# [Your instructions]
Print each line exactly as it is given.

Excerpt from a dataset
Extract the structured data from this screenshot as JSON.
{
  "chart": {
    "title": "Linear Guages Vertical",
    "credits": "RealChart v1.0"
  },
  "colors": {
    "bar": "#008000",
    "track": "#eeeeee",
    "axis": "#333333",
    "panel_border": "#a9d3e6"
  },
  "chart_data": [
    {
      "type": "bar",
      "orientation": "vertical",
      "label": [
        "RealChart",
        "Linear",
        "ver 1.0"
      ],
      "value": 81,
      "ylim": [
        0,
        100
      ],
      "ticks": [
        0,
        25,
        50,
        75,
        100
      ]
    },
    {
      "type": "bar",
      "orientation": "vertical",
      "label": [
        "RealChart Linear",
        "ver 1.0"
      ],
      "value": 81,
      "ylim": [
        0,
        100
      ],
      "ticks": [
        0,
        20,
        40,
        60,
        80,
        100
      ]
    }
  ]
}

# [Task answer]
Extract the structured data from this screenshot as JSON.
{
  "chart": {
    "title": "Linear Guages Vertical",
    "credits": "RealChart v1.0"
  },
  "colors": {
    "bar": "#008000",
    "track": "#eeeeee",
    "axis": "#333333",
    "panel_border": "#a9d3e6"
  },
  "chart_data": [
    {
      "type": "bar",
      "orientation": "vertical",
      "label": [
        "RealChart",
        "Linear",
        "ver 1.0"
      ],
      "value": 81,
      "ylim": [
        0,
        100
      ],
      "ticks": [
        0,
        25,
        50,
        75,
        100
      ]
    },
    {
      "type": "bar",
      "orientation": "vertical",
      "label": [
        "RealChart Linear",
        "ver 1.0"
      ],
      "value": 81,
      "ylim": [
        0,
        100
      ],
      "ticks": [
        0,
        20,
        40,
        60,
        80,
        100
      ]
    }
  ]
}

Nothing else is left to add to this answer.